--- start of DATA FOR THIS TASK ---

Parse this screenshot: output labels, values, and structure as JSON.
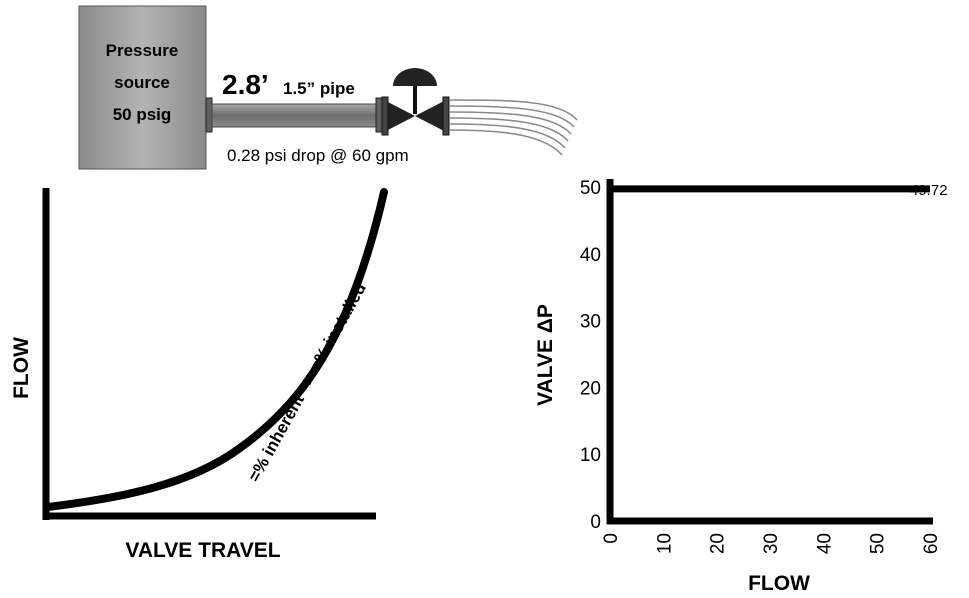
{
  "source_box": {
    "line1": "Pressure",
    "line2": "source",
    "line3": "50 psig"
  },
  "pipe": {
    "length": "2.8’",
    "size": "1.5” pipe",
    "drop": "0.28 psi drop @ 60 gpm"
  },
  "left_plot": {
    "ylabel": "FLOW",
    "xlabel": "VALVE TRAVEL",
    "curve_label": "=% inherent –> =% installed"
  },
  "chart_data": {
    "type": "line",
    "xlabel": "FLOW",
    "ylabel": "VALVE ΔP",
    "xlim": [
      0,
      60
    ],
    "ylim": [
      0,
      50
    ],
    "xticks": [
      "0",
      "10",
      "20",
      "30",
      "40",
      "50",
      "60"
    ],
    "yticks": [
      "0",
      "10",
      "20",
      "30",
      "40",
      "50"
    ],
    "series": [
      {
        "x": [
          0,
          60
        ],
        "y": [
          49.72,
          49.72
        ]
      }
    ],
    "end_label": "49.72",
    "grid": false
  },
  "colors": {
    "box_fill": "#9a9a9a",
    "pipe_fill": "#808080",
    "line": "#000000"
  }
}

--- end of DATA FOR THIS TASK ---

> _AIM OF THE TASK_
Repeat the data exactly, excluding the pictures.

> _FINAL RESULT_
Parse this screenshot: output labels, values, and structure as JSON.
{
  "source_box": {
    "line1": "Pressure",
    "line2": "source",
    "line3": "50 psig"
  },
  "pipe": {
    "length": "2.8’",
    "size": "1.5” pipe",
    "drop": "0.28 psi drop @ 60 gpm"
  },
  "left_plot": {
    "ylabel": "FLOW",
    "xlabel": "VALVE TRAVEL",
    "curve_label": "=% inherent –> =% installed"
  },
  "chart_data": {
    "type": "line",
    "xlabel": "FLOW",
    "ylabel": "VALVE ΔP",
    "xlim": [
      0,
      60
    ],
    "ylim": [
      0,
      50
    ],
    "xticks": [
      "0",
      "10",
      "20",
      "30",
      "40",
      "50",
      "60"
    ],
    "yticks": [
      "0",
      "10",
      "20",
      "30",
      "40",
      "50"
    ],
    "series": [
      {
        "x": [
          0,
          60
        ],
        "y": [
          49.72,
          49.72
        ]
      }
    ],
    "end_label": "49.72",
    "grid": false
  },
  "colors": {
    "box_fill": "#9a9a9a",
    "pipe_fill": "#808080",
    "line": "#000000"
  }
}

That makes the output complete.